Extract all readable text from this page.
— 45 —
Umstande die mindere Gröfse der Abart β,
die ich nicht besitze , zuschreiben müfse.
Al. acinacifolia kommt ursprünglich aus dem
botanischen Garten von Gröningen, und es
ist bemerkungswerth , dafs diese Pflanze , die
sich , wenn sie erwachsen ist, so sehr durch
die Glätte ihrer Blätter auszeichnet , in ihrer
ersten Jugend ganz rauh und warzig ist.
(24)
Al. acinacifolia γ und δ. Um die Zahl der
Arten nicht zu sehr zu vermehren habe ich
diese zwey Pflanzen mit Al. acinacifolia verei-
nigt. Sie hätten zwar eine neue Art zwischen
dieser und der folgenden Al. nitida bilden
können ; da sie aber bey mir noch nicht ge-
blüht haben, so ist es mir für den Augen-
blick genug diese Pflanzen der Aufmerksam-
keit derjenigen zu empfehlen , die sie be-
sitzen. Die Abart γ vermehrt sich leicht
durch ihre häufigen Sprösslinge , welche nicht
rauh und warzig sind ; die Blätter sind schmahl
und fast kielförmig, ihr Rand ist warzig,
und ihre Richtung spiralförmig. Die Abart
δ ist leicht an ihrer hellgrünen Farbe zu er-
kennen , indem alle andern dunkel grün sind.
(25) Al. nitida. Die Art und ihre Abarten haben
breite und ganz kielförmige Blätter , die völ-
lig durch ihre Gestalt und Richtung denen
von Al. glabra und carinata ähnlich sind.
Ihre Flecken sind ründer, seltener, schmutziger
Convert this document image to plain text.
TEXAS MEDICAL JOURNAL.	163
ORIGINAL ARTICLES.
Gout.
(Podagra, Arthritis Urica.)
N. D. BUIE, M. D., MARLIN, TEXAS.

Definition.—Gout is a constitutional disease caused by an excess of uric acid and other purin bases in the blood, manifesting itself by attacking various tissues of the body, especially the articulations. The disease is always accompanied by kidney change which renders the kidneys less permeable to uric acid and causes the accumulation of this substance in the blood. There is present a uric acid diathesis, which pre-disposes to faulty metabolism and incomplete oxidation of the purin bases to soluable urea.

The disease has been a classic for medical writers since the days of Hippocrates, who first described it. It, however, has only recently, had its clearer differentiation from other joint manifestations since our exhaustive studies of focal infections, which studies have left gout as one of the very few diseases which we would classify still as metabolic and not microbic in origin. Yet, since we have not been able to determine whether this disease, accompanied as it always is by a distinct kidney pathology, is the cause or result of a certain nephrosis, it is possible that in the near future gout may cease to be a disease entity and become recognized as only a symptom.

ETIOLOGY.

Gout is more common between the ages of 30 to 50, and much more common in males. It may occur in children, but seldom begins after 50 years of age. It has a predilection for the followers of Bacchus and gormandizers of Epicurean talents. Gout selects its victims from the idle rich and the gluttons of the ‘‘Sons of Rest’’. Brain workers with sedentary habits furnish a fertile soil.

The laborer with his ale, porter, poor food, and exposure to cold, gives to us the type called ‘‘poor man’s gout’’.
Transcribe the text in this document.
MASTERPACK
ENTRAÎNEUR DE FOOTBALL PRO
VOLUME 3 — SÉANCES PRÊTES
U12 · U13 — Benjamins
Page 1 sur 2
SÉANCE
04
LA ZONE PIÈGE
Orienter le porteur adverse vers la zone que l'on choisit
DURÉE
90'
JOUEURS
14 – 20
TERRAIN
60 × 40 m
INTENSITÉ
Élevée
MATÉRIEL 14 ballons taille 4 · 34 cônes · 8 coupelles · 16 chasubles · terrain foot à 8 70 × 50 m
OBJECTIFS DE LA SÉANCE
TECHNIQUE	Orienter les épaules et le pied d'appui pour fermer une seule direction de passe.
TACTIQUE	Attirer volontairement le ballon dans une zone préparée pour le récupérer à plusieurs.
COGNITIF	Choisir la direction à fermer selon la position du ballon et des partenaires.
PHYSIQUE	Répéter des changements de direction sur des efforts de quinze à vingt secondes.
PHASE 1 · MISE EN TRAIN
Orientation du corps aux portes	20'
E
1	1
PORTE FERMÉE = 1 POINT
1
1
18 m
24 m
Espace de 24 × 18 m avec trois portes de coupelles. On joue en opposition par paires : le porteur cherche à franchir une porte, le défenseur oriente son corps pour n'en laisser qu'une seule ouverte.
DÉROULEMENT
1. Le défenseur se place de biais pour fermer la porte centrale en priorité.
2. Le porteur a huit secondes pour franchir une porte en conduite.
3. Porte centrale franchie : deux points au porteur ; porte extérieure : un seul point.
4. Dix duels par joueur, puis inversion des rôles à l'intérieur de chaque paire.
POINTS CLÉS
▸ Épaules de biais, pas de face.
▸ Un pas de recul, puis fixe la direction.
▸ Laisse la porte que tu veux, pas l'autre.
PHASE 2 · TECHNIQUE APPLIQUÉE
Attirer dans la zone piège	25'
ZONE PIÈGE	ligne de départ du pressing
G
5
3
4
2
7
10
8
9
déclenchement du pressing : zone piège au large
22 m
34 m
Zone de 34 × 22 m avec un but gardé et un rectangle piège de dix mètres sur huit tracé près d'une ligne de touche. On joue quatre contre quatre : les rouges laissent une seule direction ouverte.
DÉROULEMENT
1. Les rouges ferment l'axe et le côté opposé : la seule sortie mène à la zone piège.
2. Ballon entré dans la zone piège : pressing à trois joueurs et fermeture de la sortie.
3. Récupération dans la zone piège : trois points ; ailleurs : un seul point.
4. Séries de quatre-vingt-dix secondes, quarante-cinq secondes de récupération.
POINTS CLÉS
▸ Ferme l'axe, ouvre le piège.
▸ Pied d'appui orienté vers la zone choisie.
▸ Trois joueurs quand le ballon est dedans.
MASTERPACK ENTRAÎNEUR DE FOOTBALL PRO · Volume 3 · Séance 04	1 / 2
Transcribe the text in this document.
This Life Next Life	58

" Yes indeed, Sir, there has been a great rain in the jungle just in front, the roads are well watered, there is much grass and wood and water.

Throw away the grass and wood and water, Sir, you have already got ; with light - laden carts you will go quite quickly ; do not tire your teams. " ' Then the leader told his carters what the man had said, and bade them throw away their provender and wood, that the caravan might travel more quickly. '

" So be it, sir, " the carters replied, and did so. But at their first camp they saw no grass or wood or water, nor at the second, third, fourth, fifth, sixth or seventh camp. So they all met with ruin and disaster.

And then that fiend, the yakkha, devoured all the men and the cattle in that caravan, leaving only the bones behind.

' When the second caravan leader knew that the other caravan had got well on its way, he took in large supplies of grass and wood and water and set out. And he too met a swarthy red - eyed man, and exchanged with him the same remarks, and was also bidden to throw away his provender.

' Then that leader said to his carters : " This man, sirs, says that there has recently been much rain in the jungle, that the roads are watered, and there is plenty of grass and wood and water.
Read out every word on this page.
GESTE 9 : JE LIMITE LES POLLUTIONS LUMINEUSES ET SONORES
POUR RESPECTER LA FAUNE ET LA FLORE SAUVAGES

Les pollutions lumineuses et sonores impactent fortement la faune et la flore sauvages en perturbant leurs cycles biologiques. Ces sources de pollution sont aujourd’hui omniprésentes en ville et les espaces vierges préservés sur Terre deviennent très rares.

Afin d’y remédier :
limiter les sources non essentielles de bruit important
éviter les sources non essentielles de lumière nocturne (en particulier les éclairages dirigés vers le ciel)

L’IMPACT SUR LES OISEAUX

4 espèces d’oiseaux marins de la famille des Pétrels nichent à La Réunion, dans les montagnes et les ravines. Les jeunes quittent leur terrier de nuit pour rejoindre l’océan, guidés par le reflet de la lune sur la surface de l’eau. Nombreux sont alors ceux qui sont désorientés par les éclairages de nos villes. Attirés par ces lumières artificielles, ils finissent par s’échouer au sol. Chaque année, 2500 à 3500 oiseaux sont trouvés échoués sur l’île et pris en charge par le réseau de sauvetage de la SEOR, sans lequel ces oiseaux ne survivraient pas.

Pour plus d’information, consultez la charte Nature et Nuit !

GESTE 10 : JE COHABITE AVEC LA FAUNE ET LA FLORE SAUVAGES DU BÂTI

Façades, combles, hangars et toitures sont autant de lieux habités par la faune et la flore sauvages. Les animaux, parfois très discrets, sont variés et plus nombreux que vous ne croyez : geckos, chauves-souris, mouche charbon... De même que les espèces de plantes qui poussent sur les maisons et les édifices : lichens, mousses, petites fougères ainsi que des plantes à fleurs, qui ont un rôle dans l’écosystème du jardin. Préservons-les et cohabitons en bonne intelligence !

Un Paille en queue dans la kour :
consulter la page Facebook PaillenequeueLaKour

- [SHORT EXERCISE] List each line of the entries that holds the string "biais".

- [TASK OUTPUT]
1. Le défenseur se place de biais pour fermer la porte centrale en priorité.
▸ Épaules de biais, pas de face.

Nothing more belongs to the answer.